*WHAT IS REQUIRED*.
For this exercise, repeat all of the material verbatim apart from its images.

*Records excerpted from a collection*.
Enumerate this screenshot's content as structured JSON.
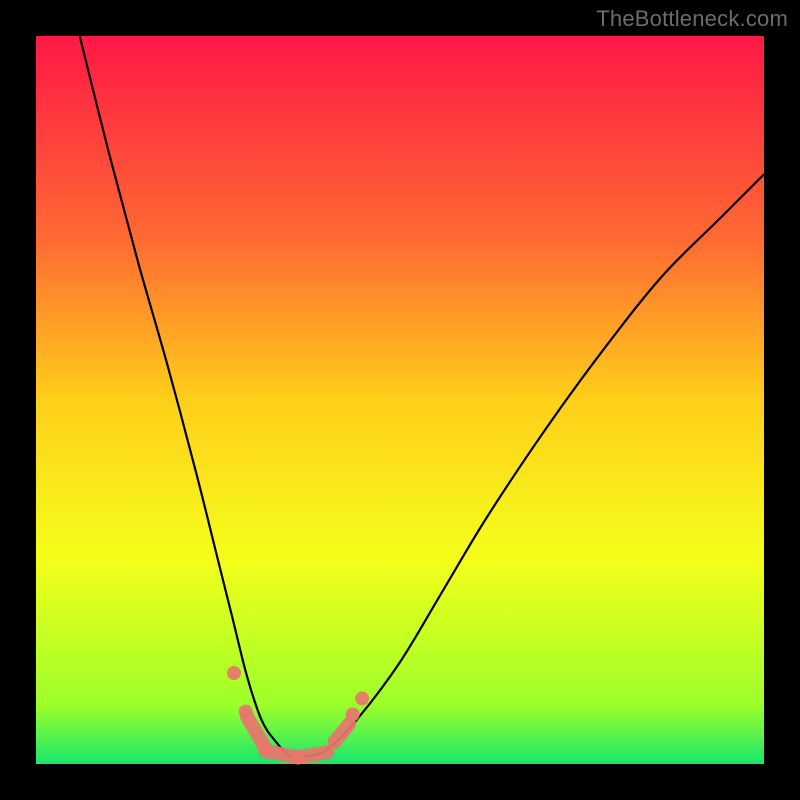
{
  "watermark": "TheBottleneck.com",
  "colors": {
    "background_frame": "#000000",
    "gradient_stops": [
      "#ff1846",
      "#ff6a33",
      "#ffcf1a",
      "#f4ff1a",
      "#9cff2a",
      "#17e66e"
    ],
    "curve_stroke": "#000000",
    "marker_color": "#e8756d"
  },
  "chart_data": {
    "type": "line",
    "title": "",
    "xlabel": "",
    "ylabel": "",
    "xlim": [
      0,
      100
    ],
    "ylim": [
      0,
      100
    ],
    "series": [
      {
        "name": "bottleneck-curve",
        "x": [
          6,
          10,
          14,
          18,
          22,
          25,
          27,
          29,
          31,
          33,
          35,
          37,
          40,
          44,
          50,
          56,
          62,
          70,
          78,
          86,
          94,
          100
        ],
        "y": [
          100,
          84,
          69,
          55,
          40,
          28,
          20,
          12,
          6,
          3,
          1,
          1,
          2,
          6,
          14,
          24,
          34,
          46,
          57,
          67,
          75,
          81
        ]
      }
    ],
    "markers": [
      {
        "x": 27.2,
        "y": 12.5,
        "kind": "dot"
      },
      {
        "x": 28.8,
        "y": 7.2,
        "kind": "dot"
      },
      {
        "x1": 29.0,
        "y1": 6.5,
        "x2": 31.5,
        "y2": 2.2,
        "kind": "segment"
      },
      {
        "x1": 31.5,
        "y1": 1.8,
        "x2": 36.0,
        "y2": 0.9,
        "kind": "segment"
      },
      {
        "x1": 36.0,
        "y1": 0.9,
        "x2": 40.0,
        "y2": 1.6,
        "kind": "segment"
      },
      {
        "x1": 41.0,
        "y1": 3.0,
        "x2": 43.0,
        "y2": 5.5,
        "kind": "segment"
      },
      {
        "x": 43.5,
        "y": 6.8,
        "kind": "dot"
      },
      {
        "x": 44.8,
        "y": 9.0,
        "kind": "dot"
      }
    ]
  }
}
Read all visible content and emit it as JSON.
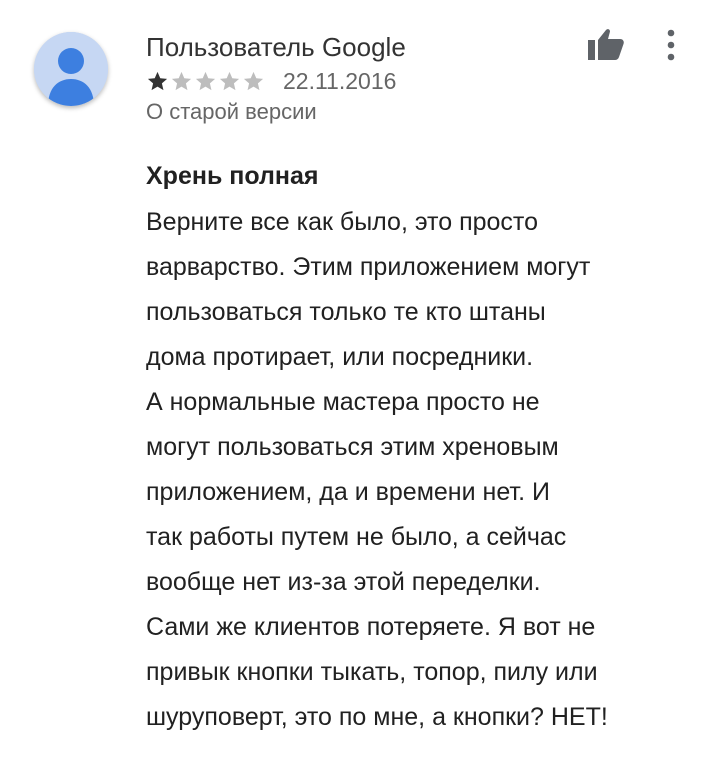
{
  "review": {
    "author": "Пользователь Google",
    "rating": 1,
    "max_rating": 5,
    "date": "22.11.2016",
    "version_note": "О старой версии",
    "title": "Хрень полная",
    "body_lines": [
      "Верните все как было, это просто",
      "варварство. Этим приложением могут",
      "пользоваться только те кто штаны",
      "дома протирает, или посредники.",
      "А нормальные мастера просто не",
      "могут пользоваться этим хреновым",
      "приложением, да и времени нет. И",
      "так работы путем не было, а сейчас",
      "вообще нет из-за этой переделки.",
      "Сами же клиентов потеряете. Я вот не",
      "привык кнопки тыкать, топор, пилу или",
      "шуруповерт, это по мне, а кнопки? НЕТ!"
    ]
  },
  "icons": {
    "avatar": "default-user-avatar",
    "helpful": "thumbs-up-icon",
    "menu": "more-vert-icon",
    "star_filled": "star-filled-icon",
    "star_empty": "star-empty-icon"
  },
  "colors": {
    "avatar_bg": "#c6d7f3",
    "avatar_figure": "#3d7fe0",
    "star_filled": "#333333",
    "star_empty": "#bdbdbd",
    "icon": "#5f6368",
    "secondary_text": "#666666",
    "primary_text": "#212121"
  }
}
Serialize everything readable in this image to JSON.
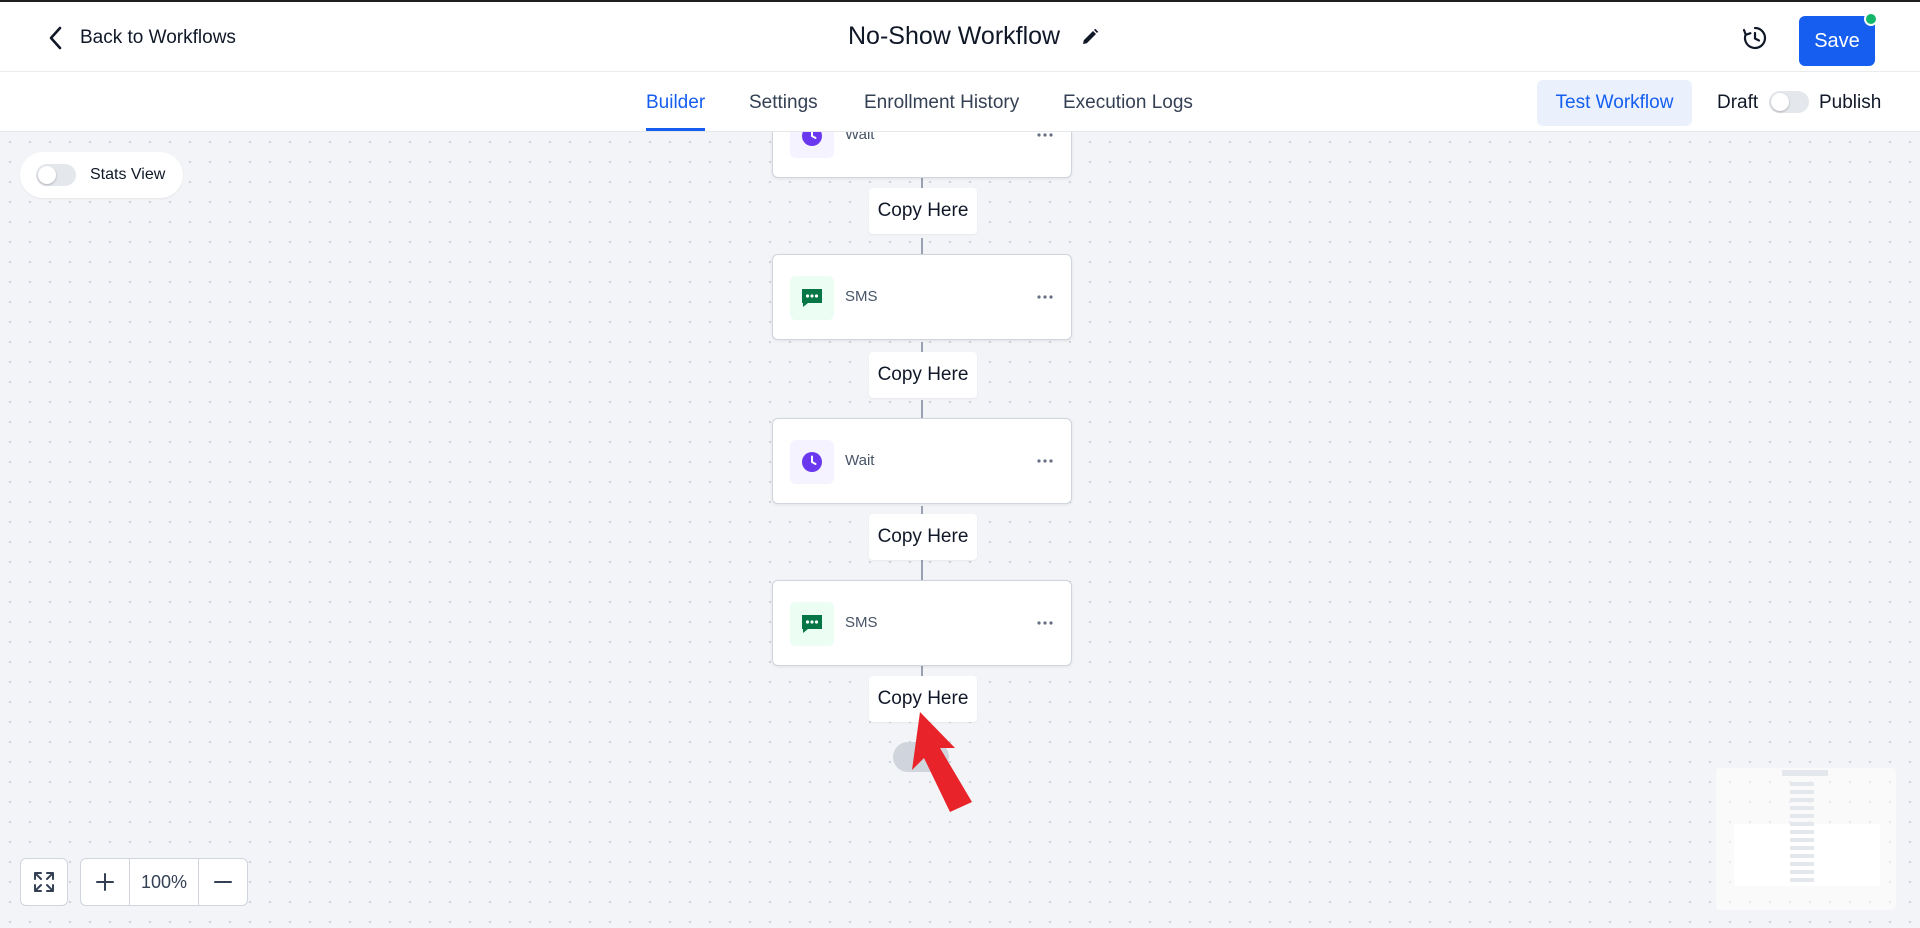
{
  "header": {
    "back_label": "Back to Workflows",
    "title": "No-Show Workflow",
    "save_label": "Save"
  },
  "tabs": [
    {
      "label": "Builder",
      "active": true
    },
    {
      "label": "Settings",
      "active": false
    },
    {
      "label": "Enrollment History",
      "active": false
    },
    {
      "label": "Execution Logs",
      "active": false
    }
  ],
  "toolbar": {
    "test_label": "Test Workflow",
    "draft_label": "Draft",
    "publish_label": "Publish",
    "publish_enabled": false
  },
  "canvas": {
    "stats_label": "Stats View",
    "stats_enabled": false,
    "copy_label": "Copy Here",
    "nodes": [
      {
        "type": "wait",
        "label": "Wait",
        "icon": "clock-icon"
      },
      {
        "type": "sms",
        "label": "SMS",
        "icon": "chat-icon"
      },
      {
        "type": "wait",
        "label": "Wait",
        "icon": "clock-icon"
      },
      {
        "type": "sms",
        "label": "SMS",
        "icon": "chat-icon"
      }
    ],
    "zoom_level": "100%"
  },
  "colors": {
    "accent": "#155eef",
    "wait_icon": "#6938ef",
    "sms_icon": "#067647",
    "status_dot": "#12b76a",
    "pointer": "#e8232a"
  }
}
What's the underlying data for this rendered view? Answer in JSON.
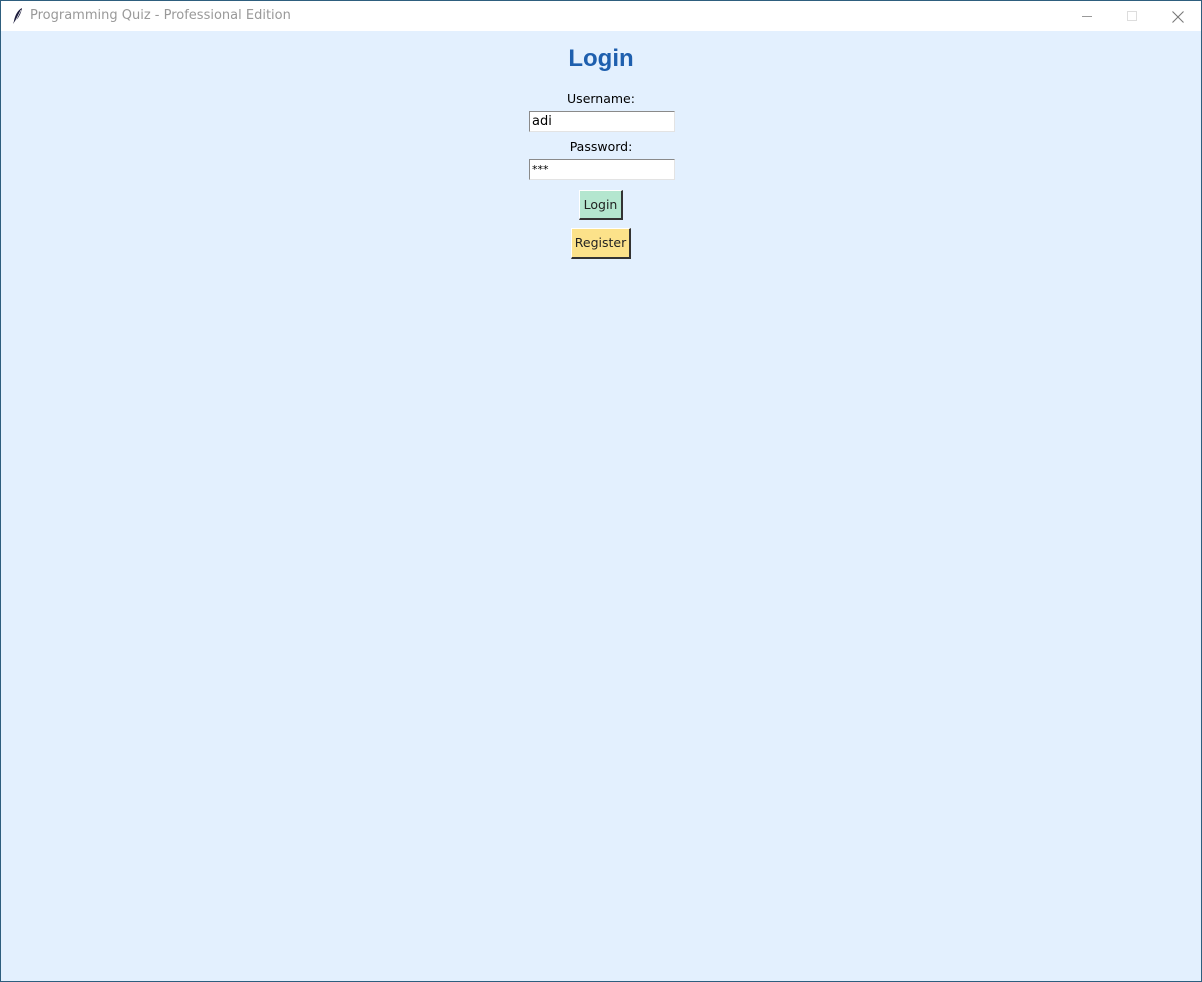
{
  "window": {
    "title": "Programming Quiz - Professional Edition",
    "app_icon": "feather-icon",
    "controls": {
      "minimize_icon": "minimize-icon",
      "maximize_icon": "maximize-icon",
      "close_icon": "close-icon"
    }
  },
  "login": {
    "heading": "Login",
    "username_label": "Username:",
    "username_value": "adi",
    "password_label": "Password:",
    "password_value": "***",
    "login_button": "Login",
    "register_button": "Register"
  },
  "colors": {
    "background": "#e3f0fe",
    "heading": "#1e5fae",
    "login_button": "#b4e6cf",
    "register_button": "#fce28a"
  }
}
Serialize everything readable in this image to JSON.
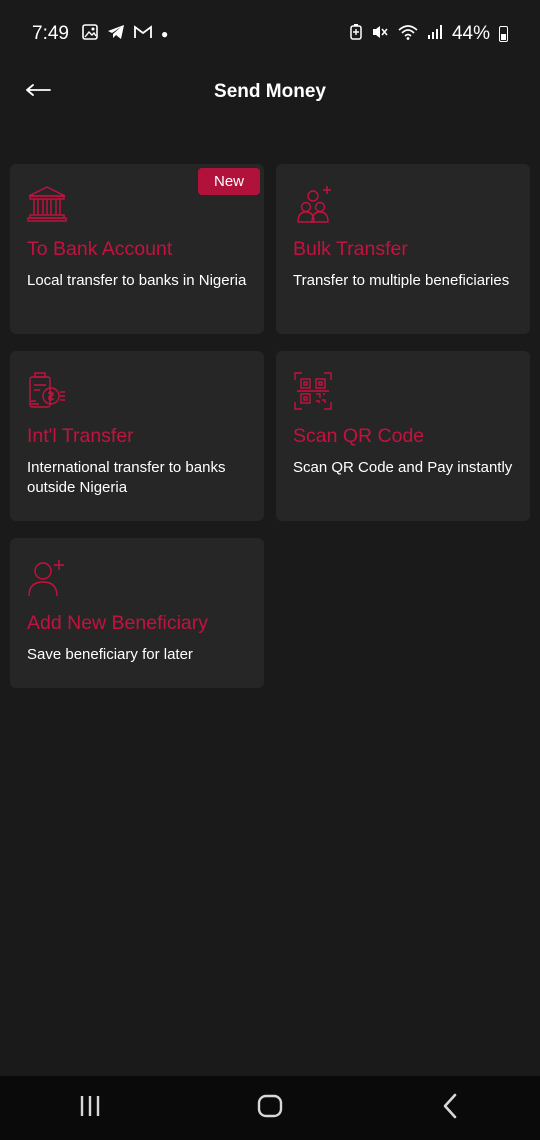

*OUTPUT OF THE TASK*.
Enumerate this screenshot's content as structured JSON.
{
  "watermark": "TheBottleneck.com",
  "colors": {
    "background_frame": "#000000",
    "gradient_stops": [
      "#ff1846",
      "#ff6a33",
      "#ffcf1a",
      "#f4ff1a",
      "#9cff2a",
      "#17e66e"
    ],
    "curve_stroke": "#000000",
    "marker_color": "#e8756d"
  },
  "chart_data": {
    "type": "line",
    "title": "",
    "xlabel": "",
    "ylabel": "",
    "xlim": [
      0,
      100
    ],
    "ylim": [
      0,
      100
    ],
    "series": [
      {
        "name": "bottleneck-curve",
        "x": [
          6,
          10,
          14,
          18,
          22,
          25,
          27,
          29,
          31,
          33,
          35,
          37,
          40,
          44,
          50,
          56,
          62,
          70,
          78,
          86,
          94,
          100
        ],
        "y": [
          100,
          84,
          69,
          55,
          40,
          28,
          20,
          12,
          6,
          3,
          1,
          1,
          2,
          6,
          14,
          24,
          34,
          46,
          57,
          67,
          75,
          81
        ]
      }
    ],
    "markers": [
      {
        "x": 27.2,
        "y": 12.5,
        "kind": "dot"
      },
      {
        "x": 28.8,
        "y": 7.2,
        "kind": "dot"
      },
      {
        "x1": 29.0,
        "y1": 6.5,
        "x2": 31.5,
        "y2": 2.2,
        "kind": "segment"
      },
      {
        "x1": 31.5,
        "y1": 1.8,
        "x2": 36.0,
        "y2": 0.9,
        "kind": "segment"
      },
      {
        "x1": 36.0,
        "y1": 0.9,
        "x2": 40.0,
        "y2": 1.6,
        "kind": "segment"
      },
      {
        "x1": 41.0,
        "y1": 3.0,
        "x2": 43.0,
        "y2": 5.5,
        "kind": "segment"
      },
      {
        "x": 43.5,
        "y": 6.8,
        "kind": "dot"
      },
      {
        "x": 44.8,
        "y": 9.0,
        "kind": "dot"
      }
    ]
  }
}
Read all visible content and emit it as JSON.
{
  "review": {
    "author": "Пользователь Google",
    "rating": 1,
    "max_rating": 5,
    "date": "22.11.2016",
    "version_note": "О старой версии",
    "title": "Хрень полная",
    "body_lines": [
      "Верните все как было, это просто",
      "варварство. Этим приложением могут",
      "пользоваться только те кто штаны",
      "дома протирает, или посредники.",
      "А нормальные мастера просто не",
      "могут пользоваться этим хреновым",
      "приложением, да и времени нет. И",
      "так работы путем не было, а сейчас",
      "вообще нет из-за этой переделки.",
      "Сами же клиентов потеряете. Я вот не",
      "привык кнопки тыкать, топор, пилу или",
      "шуруповерт, это по мне, а кнопки? НЕТ!"
    ]
  },
  "icons": {
    "avatar": "default-user-avatar",
    "helpful": "thumbs-up-icon",
    "menu": "more-vert-icon",
    "star_filled": "star-filled-icon",
    "star_empty": "star-empty-icon"
  },
  "colors": {
    "avatar_bg": "#c6d7f3",
    "avatar_figure": "#3d7fe0",
    "star_filled": "#333333",
    "star_empty": "#bdbdbd",
    "icon": "#5f6368",
    "secondary_text": "#666666",
    "primary_text": "#212121"
  }
}
Serialize everything readable in this image to JSON.
{
  "header": {
    "back_label": "Back to Workflows",
    "title": "No-Show Workflow",
    "save_label": "Save"
  },
  "tabs": [
    {
      "label": "Builder",
      "active": true
    },
    {
      "label": "Settings",
      "active": false
    },
    {
      "label": "Enrollment History",
      "active": false
    },
    {
      "label": "Execution Logs",
      "active": false
    }
  ],
  "toolbar": {
    "test_label": "Test Workflow",
    "draft_label": "Draft",
    "publish_label": "Publish",
    "publish_enabled": false
  },
  "canvas": {
    "stats_label": "Stats View",
    "stats_enabled": false,
    "copy_label": "Copy Here",
    "nodes": [
      {
        "type": "wait",
        "label": "Wait",
        "icon": "clock-icon"
      },
      {
        "type": "sms",
        "label": "SMS",
        "icon": "chat-icon"
      },
      {
        "type": "wait",
        "label": "Wait",
        "icon": "clock-icon"
      },
      {
        "type": "sms",
        "label": "SMS",
        "icon": "chat-icon"
      }
    ],
    "zoom_level": "100%"
  },
  "colors": {
    "accent": "#155eef",
    "wait_icon": "#6938ef",
    "sms_icon": "#067647",
    "status_dot": "#12b76a",
    "pointer": "#e8232a"
  }
}
What's the underlying data for this rendered view? Answer in JSON.
{
  "window": {
    "title": "Programming Quiz - Professional Edition",
    "app_icon": "feather-icon",
    "controls": {
      "minimize_icon": "minimize-icon",
      "maximize_icon": "maximize-icon",
      "close_icon": "close-icon"
    }
  },
  "login": {
    "heading": "Login",
    "username_label": "Username:",
    "username_value": "adi",
    "password_label": "Password:",
    "password_value": "***",
    "login_button": "Login",
    "register_button": "Register"
  },
  "colors": {
    "background": "#e3f0fe",
    "heading": "#1e5fae",
    "login_button": "#b4e6cf",
    "register_button": "#fce28a"
  }
}
Serialize everything readable in this image to JSON.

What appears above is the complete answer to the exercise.